(Extracted records)
+ + +

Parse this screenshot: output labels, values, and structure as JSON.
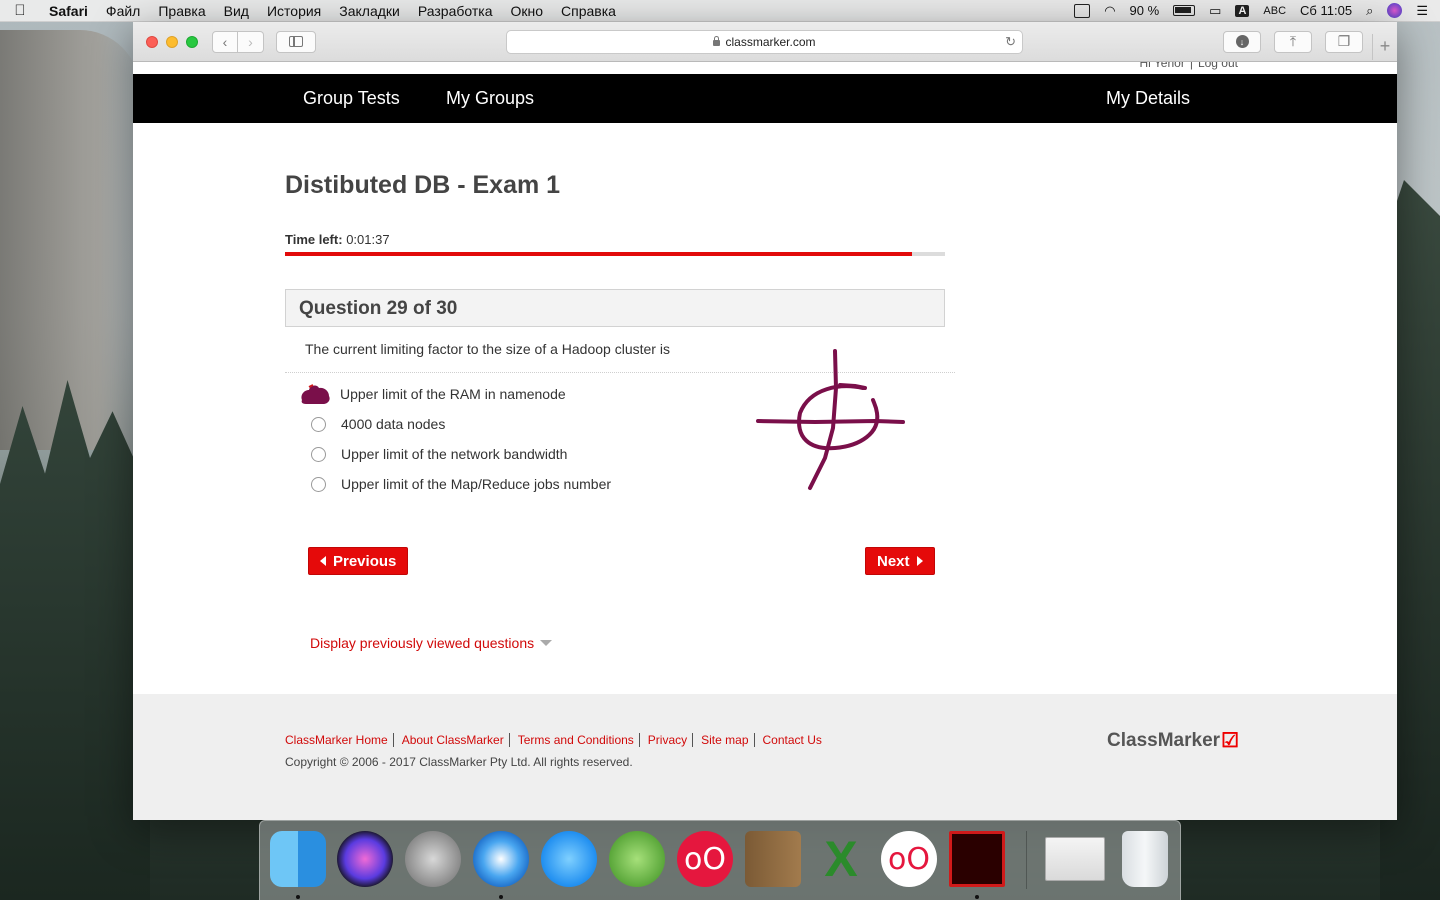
{
  "menubar": {
    "app": "Safari",
    "items": [
      "Файл",
      "Правка",
      "Вид",
      "История",
      "Закладки",
      "Разработка",
      "Окно",
      "Справка"
    ],
    "battery": "90 %",
    "input_source": "A",
    "input_name": "ABC",
    "clock": "Сб 11:05"
  },
  "browser": {
    "url": "classmarker.com"
  },
  "user": {
    "greeting": "Hi Yehor",
    "logout": "Log out"
  },
  "nav": {
    "group_tests": "Group Tests",
    "my_groups": "My Groups",
    "my_details": "My Details"
  },
  "exam": {
    "title": "Distibuted DB - Exam 1",
    "time_label": "Time left:",
    "time_value": "0:01:37",
    "time_progress": 0.95,
    "question_header": "Question 29 of 30",
    "question_text": "The current limiting factor to the size of a Hadoop cluster is",
    "answers": [
      {
        "label": "Upper limit of the RAM in namenode",
        "selected": true
      },
      {
        "label": "4000 data nodes",
        "selected": false
      },
      {
        "label": "Upper limit of the network bandwidth",
        "selected": false
      },
      {
        "label": "Upper limit of the Map/Reduce jobs number",
        "selected": false
      }
    ],
    "prev_label": "Previous",
    "next_label": "Next",
    "display_prev": "Display previously viewed questions"
  },
  "footer": {
    "links": [
      "ClassMarker Home",
      "About ClassMarker",
      "Terms and Conditions",
      "Privacy",
      "Site map",
      "Contact Us"
    ],
    "copyright": "Copyright © 2006 - 2017 ClassMarker Pty Ltd. All rights reserved.",
    "brand": "ClassMarker"
  },
  "colors": {
    "accent_red": "#e50a0a",
    "nav_bg": "#000000",
    "scribble": "#7a0f4a"
  },
  "dock": {
    "apps": [
      "finder-icon",
      "siri-icon",
      "launchpad-icon",
      "safari-icon",
      "messages-icon",
      "android-studio-icon",
      "scrobbles-icon",
      "contacts-icon",
      "excel-icon",
      "flickr-like-icon",
      "acrobat-icon",
      "window-thumbnail",
      "trash-icon"
    ]
  }
}
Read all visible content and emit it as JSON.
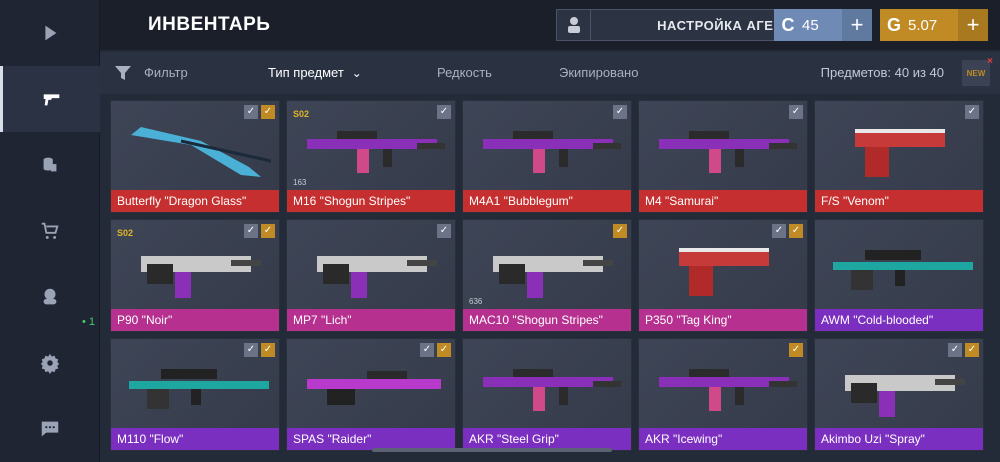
{
  "header": {
    "title": "ИНВЕНТАРЬ",
    "agent_button": "НАСТРОЙКА АГЕНТА",
    "silver": {
      "icon": "C",
      "value": "45",
      "plus": "+"
    },
    "gold": {
      "icon": "G",
      "value": "5.07",
      "plus": "+"
    }
  },
  "sidebar": {
    "items": [
      {
        "icon": "play-icon"
      },
      {
        "icon": "pistol-icon",
        "active": true
      },
      {
        "icon": "coins-icon"
      },
      {
        "icon": "cart-icon"
      },
      {
        "icon": "agent-icon",
        "badge": "• 1"
      },
      {
        "icon": "gear-icon"
      },
      {
        "icon": "chat-icon"
      }
    ]
  },
  "filterbar": {
    "filter": "Фильтр",
    "type": "Тип предмет",
    "rarity": "Редкость",
    "equipped": "Экипировано",
    "count": "Предметов: 40 из 40",
    "new_label": "NEW"
  },
  "items": [
    {
      "name": "Butterfly \"Dragon Glass\"",
      "color": "#c62f2f",
      "kind": "knife",
      "checks": [
        "gray",
        "gold"
      ]
    },
    {
      "name": "M16 \"Shogun Stripes\"",
      "color": "#c62f2f",
      "kind": "rifle",
      "checks": [
        "gray"
      ],
      "badge": "S02",
      "count": "163"
    },
    {
      "name": "M4A1 \"Bubblegum\"",
      "color": "#c62f2f",
      "kind": "rifle",
      "checks": [
        "gray"
      ]
    },
    {
      "name": "M4 \"Samurai\"",
      "color": "#c62f2f",
      "kind": "rifle",
      "checks": [
        "gray"
      ]
    },
    {
      "name": "F/S \"Venom\"",
      "color": "#c62f2f",
      "kind": "pistol",
      "checks": [
        "gray"
      ]
    },
    {
      "name": "P90 \"Noir\"",
      "color": "#b6308f",
      "kind": "smg",
      "checks": [
        "gray",
        "gold"
      ],
      "badge": "S02"
    },
    {
      "name": "MP7 \"Lich\"",
      "color": "#b6308f",
      "kind": "smg",
      "checks": [
        "gray"
      ]
    },
    {
      "name": "MAC10 \"Shogun Stripes\"",
      "color": "#b6308f",
      "kind": "smg",
      "checks": [
        "gold"
      ],
      "count": "636"
    },
    {
      "name": "P350 \"Tag King\"",
      "color": "#b6308f",
      "kind": "pistol",
      "checks": [
        "gray",
        "gold"
      ]
    },
    {
      "name": "AWM \"Cold-blooded\"",
      "color": "#7b2fc0",
      "kind": "sniper",
      "checks": []
    },
    {
      "name": "M110 \"Flow\"",
      "color": "#7b2fc0",
      "kind": "sniper",
      "checks": [
        "gray",
        "gold"
      ]
    },
    {
      "name": "SPAS \"Raider\"",
      "color": "#7b2fc0",
      "kind": "shotgun",
      "checks": [
        "gray",
        "gold"
      ]
    },
    {
      "name": "AKR \"Steel Grip\"",
      "color": "#7b2fc0",
      "kind": "rifle",
      "checks": []
    },
    {
      "name": "AKR \"Icewing\"",
      "color": "#7b2fc0",
      "kind": "rifle",
      "checks": [
        "gold"
      ]
    },
    {
      "name": "Akimbo Uzi \"Spray\"",
      "color": "#7b2fc0",
      "kind": "smg",
      "checks": [
        "gray",
        "gold"
      ]
    }
  ],
  "colors": {
    "accent_gold": "#c08a24",
    "accent_silver": "#6e8ab5",
    "arcane_red": "#c62f2f",
    "legendary_pink": "#b6308f",
    "epic_purple": "#7b2fc0"
  }
}
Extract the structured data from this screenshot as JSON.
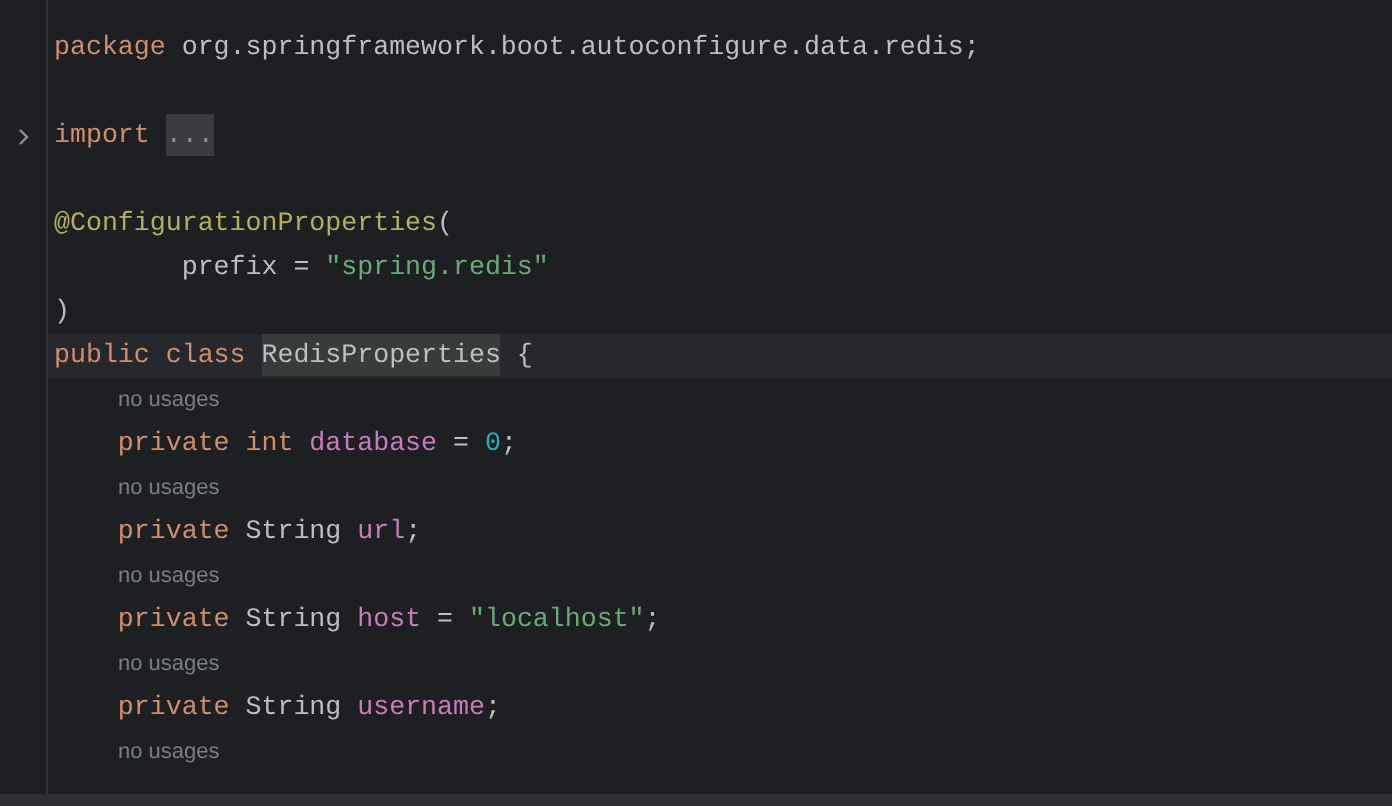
{
  "editor": {
    "lines": [
      {
        "kind": "code",
        "current": false,
        "collapsed": false,
        "tokens": [
          {
            "text": "package ",
            "kind": "keyword"
          },
          {
            "text": "org.springframework.boot.autoconfigure.data.redis;",
            "kind": "plain"
          }
        ]
      },
      {
        "kind": "blank",
        "current": false,
        "collapsed": false
      },
      {
        "kind": "code",
        "current": false,
        "collapsed": true,
        "tokens": [
          {
            "text": "import ",
            "kind": "keyword"
          },
          {
            "text": "...",
            "kind": "folded"
          }
        ]
      },
      {
        "kind": "blank",
        "current": false,
        "collapsed": false
      },
      {
        "kind": "code",
        "current": false,
        "collapsed": false,
        "tokens": [
          {
            "text": "@ConfigurationProperties",
            "kind": "annotation"
          },
          {
            "text": "(",
            "kind": "plain"
          }
        ]
      },
      {
        "kind": "code",
        "current": false,
        "collapsed": false,
        "tokens": [
          {
            "text": "        prefix = ",
            "kind": "plain"
          },
          {
            "text": "\"spring.redis\"",
            "kind": "string"
          }
        ]
      },
      {
        "kind": "code",
        "current": false,
        "collapsed": false,
        "tokens": [
          {
            "text": ")",
            "kind": "plain"
          }
        ]
      },
      {
        "kind": "code",
        "current": true,
        "collapsed": false,
        "tokens": [
          {
            "text": "public class ",
            "kind": "keyword"
          },
          {
            "text": "RedisProperties",
            "kind": "usage"
          },
          {
            "text": " {",
            "kind": "plain"
          }
        ]
      },
      {
        "kind": "hint",
        "current": false,
        "collapsed": false,
        "text": "no usages"
      },
      {
        "kind": "code",
        "current": false,
        "collapsed": false,
        "tokens": [
          {
            "text": "    private int ",
            "kind": "keyword"
          },
          {
            "text": "database",
            "kind": "field"
          },
          {
            "text": " = ",
            "kind": "plain"
          },
          {
            "text": "0",
            "kind": "number"
          },
          {
            "text": ";",
            "kind": "plain"
          }
        ]
      },
      {
        "kind": "hint",
        "current": false,
        "collapsed": false,
        "text": "no usages"
      },
      {
        "kind": "code",
        "current": false,
        "collapsed": false,
        "tokens": [
          {
            "text": "    private ",
            "kind": "keyword"
          },
          {
            "text": "String ",
            "kind": "plain"
          },
          {
            "text": "url",
            "kind": "field"
          },
          {
            "text": ";",
            "kind": "plain"
          }
        ]
      },
      {
        "kind": "hint",
        "current": false,
        "collapsed": false,
        "text": "no usages"
      },
      {
        "kind": "code",
        "current": false,
        "collapsed": false,
        "tokens": [
          {
            "text": "    private ",
            "kind": "keyword"
          },
          {
            "text": "String ",
            "kind": "plain"
          },
          {
            "text": "host",
            "kind": "field"
          },
          {
            "text": " = ",
            "kind": "plain"
          },
          {
            "text": "\"localhost\"",
            "kind": "string"
          },
          {
            "text": ";",
            "kind": "plain"
          }
        ]
      },
      {
        "kind": "hint",
        "current": false,
        "collapsed": false,
        "text": "no usages"
      },
      {
        "kind": "code",
        "current": false,
        "collapsed": false,
        "tokens": [
          {
            "text": "    private ",
            "kind": "keyword"
          },
          {
            "text": "String ",
            "kind": "plain"
          },
          {
            "text": "username",
            "kind": "field"
          },
          {
            "text": ";",
            "kind": "plain"
          }
        ]
      },
      {
        "kind": "hint",
        "current": false,
        "collapsed": false,
        "text": "no usages"
      }
    ]
  }
}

+ + +

◆ **Exercise**
How many of the lines above include the string "count"? Reply with the number by itself.

◆ **Finished exercise**
3